• **WORK TO BE COMPLETED**: Transcribe every entry word for word, but skip the images.

:: RECORDS SUPPLIED ::

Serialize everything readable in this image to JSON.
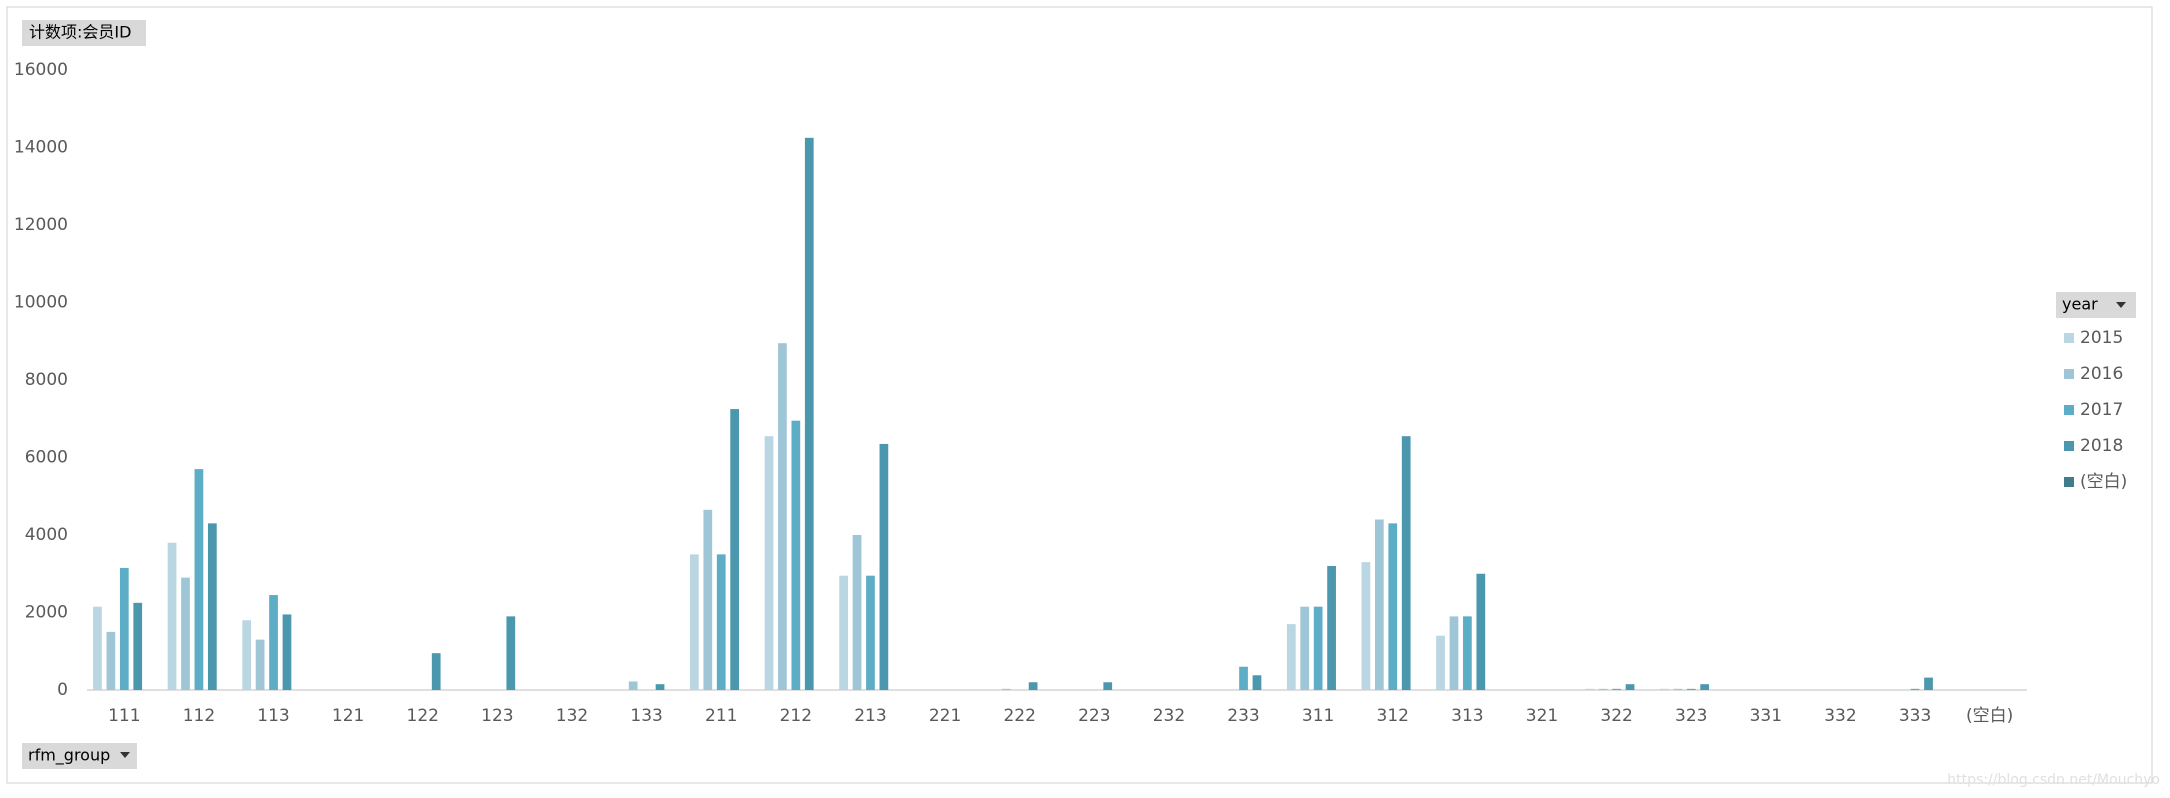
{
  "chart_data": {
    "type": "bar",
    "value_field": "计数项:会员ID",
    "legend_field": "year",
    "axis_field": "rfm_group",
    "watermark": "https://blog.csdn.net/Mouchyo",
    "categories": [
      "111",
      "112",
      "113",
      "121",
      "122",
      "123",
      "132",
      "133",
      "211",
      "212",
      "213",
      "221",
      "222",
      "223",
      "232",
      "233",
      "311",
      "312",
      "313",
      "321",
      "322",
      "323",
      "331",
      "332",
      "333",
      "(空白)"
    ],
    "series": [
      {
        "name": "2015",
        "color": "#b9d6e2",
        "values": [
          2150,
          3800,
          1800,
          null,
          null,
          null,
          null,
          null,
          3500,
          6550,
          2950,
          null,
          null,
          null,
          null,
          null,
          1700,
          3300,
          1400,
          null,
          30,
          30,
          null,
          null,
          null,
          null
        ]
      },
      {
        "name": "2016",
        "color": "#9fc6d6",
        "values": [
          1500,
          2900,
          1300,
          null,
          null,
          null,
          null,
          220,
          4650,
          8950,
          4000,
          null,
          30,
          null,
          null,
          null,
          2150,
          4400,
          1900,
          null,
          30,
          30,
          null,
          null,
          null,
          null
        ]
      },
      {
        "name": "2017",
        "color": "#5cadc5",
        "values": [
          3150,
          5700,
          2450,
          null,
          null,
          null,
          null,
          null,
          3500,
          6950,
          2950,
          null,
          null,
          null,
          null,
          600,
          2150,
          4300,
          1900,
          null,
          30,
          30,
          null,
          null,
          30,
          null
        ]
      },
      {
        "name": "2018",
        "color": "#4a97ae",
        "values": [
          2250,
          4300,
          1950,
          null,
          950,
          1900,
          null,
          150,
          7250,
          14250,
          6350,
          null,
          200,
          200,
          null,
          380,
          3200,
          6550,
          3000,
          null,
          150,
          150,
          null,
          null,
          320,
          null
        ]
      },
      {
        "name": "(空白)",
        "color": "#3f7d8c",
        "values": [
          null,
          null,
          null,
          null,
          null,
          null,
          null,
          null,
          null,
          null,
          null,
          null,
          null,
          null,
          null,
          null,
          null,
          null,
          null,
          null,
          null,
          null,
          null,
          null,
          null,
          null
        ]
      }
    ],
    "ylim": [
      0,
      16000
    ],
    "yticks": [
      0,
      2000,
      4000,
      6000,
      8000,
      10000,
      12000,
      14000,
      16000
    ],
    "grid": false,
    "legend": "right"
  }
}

:::

• **SOLUTION**:
Serialize everything readable in this image to JSON.
{
  "chart_data": {
    "type": "bar",
    "value_field": "计数项:会员ID",
    "legend_field": "year",
    "axis_field": "rfm_group",
    "watermark": "https://blog.csdn.net/Mouchyo",
    "categories": [
      "111",
      "112",
      "113",
      "121",
      "122",
      "123",
      "132",
      "133",
      "211",
      "212",
      "213",
      "221",
      "222",
      "223",
      "232",
      "233",
      "311",
      "312",
      "313",
      "321",
      "322",
      "323",
      "331",
      "332",
      "333",
      "(空白)"
    ],
    "series": [
      {
        "name": "2015",
        "color": "#b9d6e2",
        "values": [
          2150,
          3800,
          1800,
          null,
          null,
          null,
          null,
          null,
          3500,
          6550,
          2950,
          null,
          null,
          null,
          null,
          null,
          1700,
          3300,
          1400,
          null,
          30,
          30,
          null,
          null,
          null,
          null
        ]
      },
      {
        "name": "2016",
        "color": "#9fc6d6",
        "values": [
          1500,
          2900,
          1300,
          null,
          null,
          null,
          null,
          220,
          4650,
          8950,
          4000,
          null,
          30,
          null,
          null,
          null,
          2150,
          4400,
          1900,
          null,
          30,
          30,
          null,
          null,
          null,
          null
        ]
      },
      {
        "name": "2017",
        "color": "#5cadc5",
        "values": [
          3150,
          5700,
          2450,
          null,
          null,
          null,
          null,
          null,
          3500,
          6950,
          2950,
          null,
          null,
          null,
          null,
          600,
          2150,
          4300,
          1900,
          null,
          30,
          30,
          null,
          null,
          30,
          null
        ]
      },
      {
        "name": "2018",
        "color": "#4a97ae",
        "values": [
          2250,
          4300,
          1950,
          null,
          950,
          1900,
          null,
          150,
          7250,
          14250,
          6350,
          null,
          200,
          200,
          null,
          380,
          3200,
          6550,
          3000,
          null,
          150,
          150,
          null,
          null,
          320,
          null
        ]
      },
      {
        "name": "(空白)",
        "color": "#3f7d8c",
        "values": [
          null,
          null,
          null,
          null,
          null,
          null,
          null,
          null,
          null,
          null,
          null,
          null,
          null,
          null,
          null,
          null,
          null,
          null,
          null,
          null,
          null,
          null,
          null,
          null,
          null,
          null
        ]
      }
    ],
    "ylim": [
      0,
      16000
    ],
    "yticks": [
      0,
      2000,
      4000,
      6000,
      8000,
      10000,
      12000,
      14000,
      16000
    ],
    "grid": false,
    "legend": "right"
  }
}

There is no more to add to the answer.